Short exercise - Return the lines of the material word for word, starting at its first line and ending after the line that contains "The bias E0 is at (262, 163).".

[Data taken from a collection]
______
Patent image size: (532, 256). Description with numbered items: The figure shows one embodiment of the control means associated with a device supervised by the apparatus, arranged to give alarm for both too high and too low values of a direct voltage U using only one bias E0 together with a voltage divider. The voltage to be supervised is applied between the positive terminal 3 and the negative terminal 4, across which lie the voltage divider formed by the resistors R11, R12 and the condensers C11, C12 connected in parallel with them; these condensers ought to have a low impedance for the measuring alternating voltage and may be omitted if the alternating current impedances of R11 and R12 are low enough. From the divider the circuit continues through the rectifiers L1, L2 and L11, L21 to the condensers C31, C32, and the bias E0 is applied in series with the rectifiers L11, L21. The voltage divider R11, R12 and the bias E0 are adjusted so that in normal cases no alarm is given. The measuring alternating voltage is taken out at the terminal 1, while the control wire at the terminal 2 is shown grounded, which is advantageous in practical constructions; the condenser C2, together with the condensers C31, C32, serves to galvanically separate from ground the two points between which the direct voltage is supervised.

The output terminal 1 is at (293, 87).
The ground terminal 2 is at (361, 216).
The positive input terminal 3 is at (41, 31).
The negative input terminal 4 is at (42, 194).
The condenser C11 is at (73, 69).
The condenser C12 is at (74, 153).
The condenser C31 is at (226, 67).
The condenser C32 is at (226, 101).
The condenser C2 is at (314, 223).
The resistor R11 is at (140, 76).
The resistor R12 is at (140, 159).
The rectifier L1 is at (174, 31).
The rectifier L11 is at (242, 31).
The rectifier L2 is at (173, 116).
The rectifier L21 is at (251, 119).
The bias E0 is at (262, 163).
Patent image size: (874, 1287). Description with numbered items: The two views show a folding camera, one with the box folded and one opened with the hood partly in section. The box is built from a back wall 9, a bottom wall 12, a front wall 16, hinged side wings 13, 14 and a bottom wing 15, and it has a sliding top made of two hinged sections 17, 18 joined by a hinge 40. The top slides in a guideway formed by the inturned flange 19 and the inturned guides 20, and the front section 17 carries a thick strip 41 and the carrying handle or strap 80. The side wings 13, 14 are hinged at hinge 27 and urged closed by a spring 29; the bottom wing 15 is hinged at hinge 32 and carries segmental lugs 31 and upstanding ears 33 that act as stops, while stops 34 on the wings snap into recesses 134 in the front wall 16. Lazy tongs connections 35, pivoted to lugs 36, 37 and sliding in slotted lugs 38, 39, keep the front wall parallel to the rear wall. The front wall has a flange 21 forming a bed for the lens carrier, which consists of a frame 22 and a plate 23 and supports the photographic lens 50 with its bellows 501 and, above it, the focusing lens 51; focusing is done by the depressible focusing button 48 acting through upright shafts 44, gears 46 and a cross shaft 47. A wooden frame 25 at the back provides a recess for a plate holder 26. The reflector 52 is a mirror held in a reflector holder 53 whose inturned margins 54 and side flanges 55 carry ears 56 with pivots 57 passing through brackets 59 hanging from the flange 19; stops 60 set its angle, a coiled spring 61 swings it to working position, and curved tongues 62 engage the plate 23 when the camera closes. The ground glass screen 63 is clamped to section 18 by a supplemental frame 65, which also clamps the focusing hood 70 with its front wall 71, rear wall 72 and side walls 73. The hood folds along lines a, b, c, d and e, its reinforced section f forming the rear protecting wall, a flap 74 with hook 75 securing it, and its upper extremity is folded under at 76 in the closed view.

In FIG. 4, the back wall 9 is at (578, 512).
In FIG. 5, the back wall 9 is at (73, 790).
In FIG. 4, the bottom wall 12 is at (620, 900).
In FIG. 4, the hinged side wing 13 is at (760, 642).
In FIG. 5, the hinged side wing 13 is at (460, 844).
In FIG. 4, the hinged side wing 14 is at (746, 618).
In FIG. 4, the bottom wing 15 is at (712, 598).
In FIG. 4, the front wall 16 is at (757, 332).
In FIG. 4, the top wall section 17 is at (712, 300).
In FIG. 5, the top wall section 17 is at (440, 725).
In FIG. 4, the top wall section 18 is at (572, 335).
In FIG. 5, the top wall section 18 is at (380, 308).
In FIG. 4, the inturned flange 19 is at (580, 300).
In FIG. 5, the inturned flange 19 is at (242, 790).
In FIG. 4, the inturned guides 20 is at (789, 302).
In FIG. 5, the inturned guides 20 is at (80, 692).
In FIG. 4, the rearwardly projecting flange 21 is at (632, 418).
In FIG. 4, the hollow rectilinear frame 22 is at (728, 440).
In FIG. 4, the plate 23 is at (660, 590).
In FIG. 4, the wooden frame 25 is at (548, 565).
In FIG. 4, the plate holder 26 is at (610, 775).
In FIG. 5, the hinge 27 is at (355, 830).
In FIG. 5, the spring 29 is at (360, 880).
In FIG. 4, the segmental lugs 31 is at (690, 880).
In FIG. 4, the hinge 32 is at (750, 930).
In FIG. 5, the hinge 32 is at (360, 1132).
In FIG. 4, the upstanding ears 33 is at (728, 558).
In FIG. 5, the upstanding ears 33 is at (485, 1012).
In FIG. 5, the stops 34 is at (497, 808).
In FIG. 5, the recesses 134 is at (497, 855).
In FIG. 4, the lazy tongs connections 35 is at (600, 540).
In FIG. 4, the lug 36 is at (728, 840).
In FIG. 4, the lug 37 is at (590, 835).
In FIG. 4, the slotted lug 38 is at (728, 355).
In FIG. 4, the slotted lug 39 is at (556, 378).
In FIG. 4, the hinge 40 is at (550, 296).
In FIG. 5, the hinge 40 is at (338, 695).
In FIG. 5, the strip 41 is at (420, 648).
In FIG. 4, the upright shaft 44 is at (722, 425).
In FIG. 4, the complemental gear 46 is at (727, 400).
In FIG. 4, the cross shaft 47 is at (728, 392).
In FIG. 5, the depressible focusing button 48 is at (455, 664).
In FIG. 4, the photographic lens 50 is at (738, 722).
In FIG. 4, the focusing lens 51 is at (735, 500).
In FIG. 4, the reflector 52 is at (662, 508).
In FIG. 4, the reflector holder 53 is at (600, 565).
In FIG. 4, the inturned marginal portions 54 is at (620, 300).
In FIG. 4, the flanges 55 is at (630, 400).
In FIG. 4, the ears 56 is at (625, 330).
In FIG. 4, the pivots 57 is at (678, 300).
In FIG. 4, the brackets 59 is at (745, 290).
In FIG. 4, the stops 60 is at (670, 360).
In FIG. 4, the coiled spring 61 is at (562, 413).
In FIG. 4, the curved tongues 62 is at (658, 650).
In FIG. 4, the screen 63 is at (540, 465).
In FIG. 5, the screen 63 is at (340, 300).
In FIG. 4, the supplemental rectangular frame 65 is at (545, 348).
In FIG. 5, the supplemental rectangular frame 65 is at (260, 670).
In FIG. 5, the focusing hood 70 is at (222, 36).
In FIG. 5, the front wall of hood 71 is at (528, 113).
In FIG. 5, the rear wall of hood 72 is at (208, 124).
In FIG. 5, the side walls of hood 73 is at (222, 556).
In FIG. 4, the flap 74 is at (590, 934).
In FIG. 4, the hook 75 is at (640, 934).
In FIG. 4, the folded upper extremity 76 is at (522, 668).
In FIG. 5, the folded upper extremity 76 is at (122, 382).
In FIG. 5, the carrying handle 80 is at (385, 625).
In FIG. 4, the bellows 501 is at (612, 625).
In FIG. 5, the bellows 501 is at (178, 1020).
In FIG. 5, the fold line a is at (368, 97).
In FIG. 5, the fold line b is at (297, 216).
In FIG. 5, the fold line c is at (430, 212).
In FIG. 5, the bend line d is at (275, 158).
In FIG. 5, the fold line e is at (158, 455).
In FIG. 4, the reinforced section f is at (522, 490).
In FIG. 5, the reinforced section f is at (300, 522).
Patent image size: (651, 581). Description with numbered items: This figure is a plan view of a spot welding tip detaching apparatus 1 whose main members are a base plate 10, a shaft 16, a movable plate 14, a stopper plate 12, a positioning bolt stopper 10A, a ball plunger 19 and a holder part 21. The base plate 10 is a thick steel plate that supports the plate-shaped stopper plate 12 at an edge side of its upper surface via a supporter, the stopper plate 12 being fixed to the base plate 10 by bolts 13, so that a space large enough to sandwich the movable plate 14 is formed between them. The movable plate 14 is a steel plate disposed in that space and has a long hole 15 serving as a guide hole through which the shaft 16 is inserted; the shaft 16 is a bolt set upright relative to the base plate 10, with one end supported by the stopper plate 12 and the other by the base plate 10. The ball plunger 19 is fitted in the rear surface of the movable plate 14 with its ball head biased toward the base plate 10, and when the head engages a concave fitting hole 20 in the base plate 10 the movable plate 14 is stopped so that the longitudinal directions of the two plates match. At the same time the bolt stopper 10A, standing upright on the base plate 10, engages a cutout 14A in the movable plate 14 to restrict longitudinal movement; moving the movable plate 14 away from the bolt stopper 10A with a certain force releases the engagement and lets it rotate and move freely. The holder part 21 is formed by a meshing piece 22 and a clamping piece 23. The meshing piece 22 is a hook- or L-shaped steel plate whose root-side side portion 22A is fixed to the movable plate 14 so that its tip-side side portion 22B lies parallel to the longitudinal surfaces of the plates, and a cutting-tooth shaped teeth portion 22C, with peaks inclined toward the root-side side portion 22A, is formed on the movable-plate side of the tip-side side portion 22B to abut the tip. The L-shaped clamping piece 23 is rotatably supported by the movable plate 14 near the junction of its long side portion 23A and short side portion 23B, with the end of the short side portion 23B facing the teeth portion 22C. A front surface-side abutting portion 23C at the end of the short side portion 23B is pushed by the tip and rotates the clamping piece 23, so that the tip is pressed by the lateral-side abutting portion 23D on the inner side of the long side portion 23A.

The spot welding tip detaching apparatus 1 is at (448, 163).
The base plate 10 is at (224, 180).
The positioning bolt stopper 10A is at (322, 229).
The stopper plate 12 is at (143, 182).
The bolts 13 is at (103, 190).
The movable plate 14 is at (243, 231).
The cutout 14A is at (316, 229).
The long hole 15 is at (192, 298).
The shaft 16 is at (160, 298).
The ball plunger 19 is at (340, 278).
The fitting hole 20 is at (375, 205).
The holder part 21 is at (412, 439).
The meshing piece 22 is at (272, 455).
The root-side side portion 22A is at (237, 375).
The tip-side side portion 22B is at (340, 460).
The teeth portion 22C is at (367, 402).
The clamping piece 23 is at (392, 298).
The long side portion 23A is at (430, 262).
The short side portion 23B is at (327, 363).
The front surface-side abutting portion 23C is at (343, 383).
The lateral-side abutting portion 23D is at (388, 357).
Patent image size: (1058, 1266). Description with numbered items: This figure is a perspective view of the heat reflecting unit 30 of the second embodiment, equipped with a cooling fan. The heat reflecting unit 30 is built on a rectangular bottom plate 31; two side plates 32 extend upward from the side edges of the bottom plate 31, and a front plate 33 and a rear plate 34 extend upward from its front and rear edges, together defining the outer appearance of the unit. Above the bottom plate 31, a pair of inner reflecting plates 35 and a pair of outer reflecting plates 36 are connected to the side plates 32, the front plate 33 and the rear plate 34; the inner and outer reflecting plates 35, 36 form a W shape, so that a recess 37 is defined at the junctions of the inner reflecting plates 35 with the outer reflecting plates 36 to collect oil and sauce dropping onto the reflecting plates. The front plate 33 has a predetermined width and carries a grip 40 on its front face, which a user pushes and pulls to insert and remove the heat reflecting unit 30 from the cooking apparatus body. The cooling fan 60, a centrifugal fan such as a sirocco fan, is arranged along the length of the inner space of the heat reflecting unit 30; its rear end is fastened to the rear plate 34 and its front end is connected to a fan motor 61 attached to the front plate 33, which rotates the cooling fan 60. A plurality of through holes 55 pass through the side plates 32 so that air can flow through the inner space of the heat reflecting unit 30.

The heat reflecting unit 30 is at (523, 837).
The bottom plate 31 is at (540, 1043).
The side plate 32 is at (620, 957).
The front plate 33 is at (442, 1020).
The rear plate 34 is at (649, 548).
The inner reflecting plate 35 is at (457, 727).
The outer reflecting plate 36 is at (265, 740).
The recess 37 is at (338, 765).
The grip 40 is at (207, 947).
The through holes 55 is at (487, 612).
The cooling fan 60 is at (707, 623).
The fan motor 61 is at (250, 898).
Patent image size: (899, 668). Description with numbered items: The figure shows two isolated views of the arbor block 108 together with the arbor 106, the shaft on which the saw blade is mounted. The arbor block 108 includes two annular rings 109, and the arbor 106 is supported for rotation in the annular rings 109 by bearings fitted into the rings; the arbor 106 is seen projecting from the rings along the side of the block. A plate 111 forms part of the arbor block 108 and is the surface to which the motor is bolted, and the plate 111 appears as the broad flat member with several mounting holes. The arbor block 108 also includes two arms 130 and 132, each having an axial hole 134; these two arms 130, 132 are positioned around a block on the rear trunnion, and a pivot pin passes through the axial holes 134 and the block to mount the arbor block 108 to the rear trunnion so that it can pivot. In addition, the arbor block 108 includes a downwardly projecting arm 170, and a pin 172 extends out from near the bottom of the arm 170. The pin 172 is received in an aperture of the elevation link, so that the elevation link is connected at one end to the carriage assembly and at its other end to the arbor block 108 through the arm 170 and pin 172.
______
Written response -
Patent image size: (532, 256). Description with numbered items: The figure shows one embodiment of the control means associated with a device supervised by the apparatus, arranged to give alarm for both too high and too low values of a direct voltage U using only one bias E0 together with a voltage divider. The voltage to be supervised is applied between the positive terminal 3 and the negative terminal 4, across which lie the voltage divider formed by the resistors R11, R12 and the condensers C11, C12 connected in parallel with them; these condensers ought to have a low impedance for the measuring alternating voltage and may be omitted if the alternating current impedances of R11 and R12 are low enough. From the divider the circuit continues through the rectifiers L1, L2 and L11, L21 to the condensers C31, C32, and the bias E0 is applied in series with the rectifiers L11, L21. The voltage divider R11, R12 and the bias E0 are adjusted so that in normal cases no alarm is given. The measuring alternating voltage is taken out at the terminal 1, while the control wire at the terminal 2 is shown grounded, which is advantageous in practical constructions; the condenser C2, together with the condensers C31, C32, serves to galvanically separate from ground the two points between which the direct voltage is supervised.

The output terminal 1 is at (293, 87).
The ground terminal 2 is at (361, 216).
The positive input terminal 3 is at (41, 31).
The negative input terminal 4 is at (42, 194).
The condenser C11 is at (73, 69).
The condenser C12 is at (74, 153).
The condenser C31 is at (226, 67).
The condenser C32 is at (226, 101).
The condenser C2 is at (314, 223).
The resistor R11 is at (140, 76).
The resistor R12 is at (140, 159).
The rectifier L1 is at (174, 31).
The rectifier L11 is at (242, 31).
The rectifier L2 is at (173, 116).
The rectifier L21 is at (251, 119).
The bias E0 is at (262, 163).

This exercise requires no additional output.